= Task brief =
Look for the string "from" and copy every line that has it.

--- BEGIN Records shown ---

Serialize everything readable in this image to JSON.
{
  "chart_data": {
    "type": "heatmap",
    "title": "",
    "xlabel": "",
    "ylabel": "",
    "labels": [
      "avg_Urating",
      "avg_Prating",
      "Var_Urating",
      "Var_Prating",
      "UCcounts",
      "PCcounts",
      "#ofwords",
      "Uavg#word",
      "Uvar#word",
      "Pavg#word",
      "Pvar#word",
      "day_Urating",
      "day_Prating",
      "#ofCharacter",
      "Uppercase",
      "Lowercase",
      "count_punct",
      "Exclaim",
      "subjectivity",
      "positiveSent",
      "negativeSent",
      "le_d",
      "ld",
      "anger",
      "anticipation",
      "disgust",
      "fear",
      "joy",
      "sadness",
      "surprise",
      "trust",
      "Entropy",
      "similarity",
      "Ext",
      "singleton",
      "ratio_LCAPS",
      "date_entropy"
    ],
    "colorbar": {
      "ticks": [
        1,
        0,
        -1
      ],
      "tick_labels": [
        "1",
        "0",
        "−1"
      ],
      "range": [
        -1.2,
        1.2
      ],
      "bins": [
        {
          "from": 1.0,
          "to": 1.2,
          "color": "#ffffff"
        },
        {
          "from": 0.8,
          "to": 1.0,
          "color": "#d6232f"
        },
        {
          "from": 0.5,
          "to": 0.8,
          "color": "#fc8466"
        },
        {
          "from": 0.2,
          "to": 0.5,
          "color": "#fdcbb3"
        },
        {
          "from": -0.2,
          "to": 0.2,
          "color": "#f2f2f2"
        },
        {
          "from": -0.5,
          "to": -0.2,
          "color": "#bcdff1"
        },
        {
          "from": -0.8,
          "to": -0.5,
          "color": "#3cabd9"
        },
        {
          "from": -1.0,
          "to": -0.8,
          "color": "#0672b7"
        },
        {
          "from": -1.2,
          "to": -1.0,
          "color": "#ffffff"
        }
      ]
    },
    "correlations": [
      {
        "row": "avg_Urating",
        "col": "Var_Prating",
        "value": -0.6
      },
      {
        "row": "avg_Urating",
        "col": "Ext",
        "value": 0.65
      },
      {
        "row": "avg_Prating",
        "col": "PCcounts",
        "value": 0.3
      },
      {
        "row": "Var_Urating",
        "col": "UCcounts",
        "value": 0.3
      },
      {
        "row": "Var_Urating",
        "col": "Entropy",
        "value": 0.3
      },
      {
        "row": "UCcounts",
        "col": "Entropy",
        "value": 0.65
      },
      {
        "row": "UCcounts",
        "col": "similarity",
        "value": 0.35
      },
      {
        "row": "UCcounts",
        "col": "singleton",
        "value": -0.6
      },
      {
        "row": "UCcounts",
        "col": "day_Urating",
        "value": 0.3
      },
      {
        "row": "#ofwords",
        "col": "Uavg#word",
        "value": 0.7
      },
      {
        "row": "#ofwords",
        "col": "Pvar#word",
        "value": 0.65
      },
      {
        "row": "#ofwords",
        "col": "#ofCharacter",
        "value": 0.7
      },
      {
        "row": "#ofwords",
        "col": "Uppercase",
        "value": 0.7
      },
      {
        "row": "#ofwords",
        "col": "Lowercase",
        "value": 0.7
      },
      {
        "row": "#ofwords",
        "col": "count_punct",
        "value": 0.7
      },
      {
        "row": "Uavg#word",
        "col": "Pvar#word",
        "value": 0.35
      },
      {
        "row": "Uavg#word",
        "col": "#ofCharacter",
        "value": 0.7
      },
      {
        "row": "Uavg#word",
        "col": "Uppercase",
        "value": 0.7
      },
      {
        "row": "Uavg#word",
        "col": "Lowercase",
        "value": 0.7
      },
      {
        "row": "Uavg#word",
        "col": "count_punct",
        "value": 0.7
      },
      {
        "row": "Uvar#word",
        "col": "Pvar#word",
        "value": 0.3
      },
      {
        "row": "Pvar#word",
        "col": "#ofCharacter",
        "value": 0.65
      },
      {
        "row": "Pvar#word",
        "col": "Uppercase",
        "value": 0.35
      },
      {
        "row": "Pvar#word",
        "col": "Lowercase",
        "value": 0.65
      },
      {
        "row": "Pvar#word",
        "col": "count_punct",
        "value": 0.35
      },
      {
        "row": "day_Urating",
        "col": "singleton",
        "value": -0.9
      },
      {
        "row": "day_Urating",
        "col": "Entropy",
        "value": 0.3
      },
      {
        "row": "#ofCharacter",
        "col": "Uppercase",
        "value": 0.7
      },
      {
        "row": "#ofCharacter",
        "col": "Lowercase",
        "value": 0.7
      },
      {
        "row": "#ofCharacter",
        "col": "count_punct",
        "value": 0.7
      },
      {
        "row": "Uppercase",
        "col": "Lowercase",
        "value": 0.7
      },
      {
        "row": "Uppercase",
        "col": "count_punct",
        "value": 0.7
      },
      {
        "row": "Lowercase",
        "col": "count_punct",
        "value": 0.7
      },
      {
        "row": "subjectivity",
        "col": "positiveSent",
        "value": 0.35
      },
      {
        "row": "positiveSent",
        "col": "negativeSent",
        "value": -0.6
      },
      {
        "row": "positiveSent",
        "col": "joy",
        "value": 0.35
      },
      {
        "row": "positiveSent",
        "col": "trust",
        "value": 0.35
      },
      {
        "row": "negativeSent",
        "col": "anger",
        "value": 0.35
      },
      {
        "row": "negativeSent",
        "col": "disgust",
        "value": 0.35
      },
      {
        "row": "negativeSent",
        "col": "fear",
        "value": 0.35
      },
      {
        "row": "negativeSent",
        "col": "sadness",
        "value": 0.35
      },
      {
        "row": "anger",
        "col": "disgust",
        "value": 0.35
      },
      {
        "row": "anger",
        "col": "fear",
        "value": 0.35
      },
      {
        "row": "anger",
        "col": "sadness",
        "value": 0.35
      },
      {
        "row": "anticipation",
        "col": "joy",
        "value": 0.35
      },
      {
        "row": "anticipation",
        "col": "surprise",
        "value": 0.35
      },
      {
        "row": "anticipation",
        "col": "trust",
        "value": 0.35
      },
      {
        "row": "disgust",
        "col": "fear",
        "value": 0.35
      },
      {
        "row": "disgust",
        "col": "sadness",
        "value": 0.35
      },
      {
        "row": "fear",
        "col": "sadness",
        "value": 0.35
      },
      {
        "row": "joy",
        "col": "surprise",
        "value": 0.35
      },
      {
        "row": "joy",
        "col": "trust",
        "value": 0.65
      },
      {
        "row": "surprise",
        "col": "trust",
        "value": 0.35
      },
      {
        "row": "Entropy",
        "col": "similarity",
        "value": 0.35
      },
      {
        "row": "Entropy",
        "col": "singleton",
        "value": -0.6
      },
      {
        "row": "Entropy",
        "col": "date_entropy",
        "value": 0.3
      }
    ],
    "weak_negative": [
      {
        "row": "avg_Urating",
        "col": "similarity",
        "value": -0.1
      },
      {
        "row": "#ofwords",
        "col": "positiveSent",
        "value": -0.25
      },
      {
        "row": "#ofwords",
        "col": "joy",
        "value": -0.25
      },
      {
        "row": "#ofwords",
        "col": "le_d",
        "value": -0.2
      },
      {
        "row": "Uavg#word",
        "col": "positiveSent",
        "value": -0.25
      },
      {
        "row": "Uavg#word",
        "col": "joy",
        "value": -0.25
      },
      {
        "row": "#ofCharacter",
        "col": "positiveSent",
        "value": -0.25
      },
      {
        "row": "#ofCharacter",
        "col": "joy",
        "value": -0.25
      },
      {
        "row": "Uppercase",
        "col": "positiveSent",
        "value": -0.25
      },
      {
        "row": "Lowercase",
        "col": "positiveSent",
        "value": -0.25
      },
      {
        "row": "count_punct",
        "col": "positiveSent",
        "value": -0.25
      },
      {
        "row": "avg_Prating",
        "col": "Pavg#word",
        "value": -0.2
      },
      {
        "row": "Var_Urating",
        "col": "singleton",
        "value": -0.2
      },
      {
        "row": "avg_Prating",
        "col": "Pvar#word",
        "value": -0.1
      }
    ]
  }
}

--- END Records shown ---

= Expected answer =
          "from": 1.0,
          "from": 0.8,
          "from": 0.5,
          "from": 0.2,
          "from": -0.2,
          "from": -0.5,
          "from": -0.8,
          "from": -1.0,
          "from": -1.2,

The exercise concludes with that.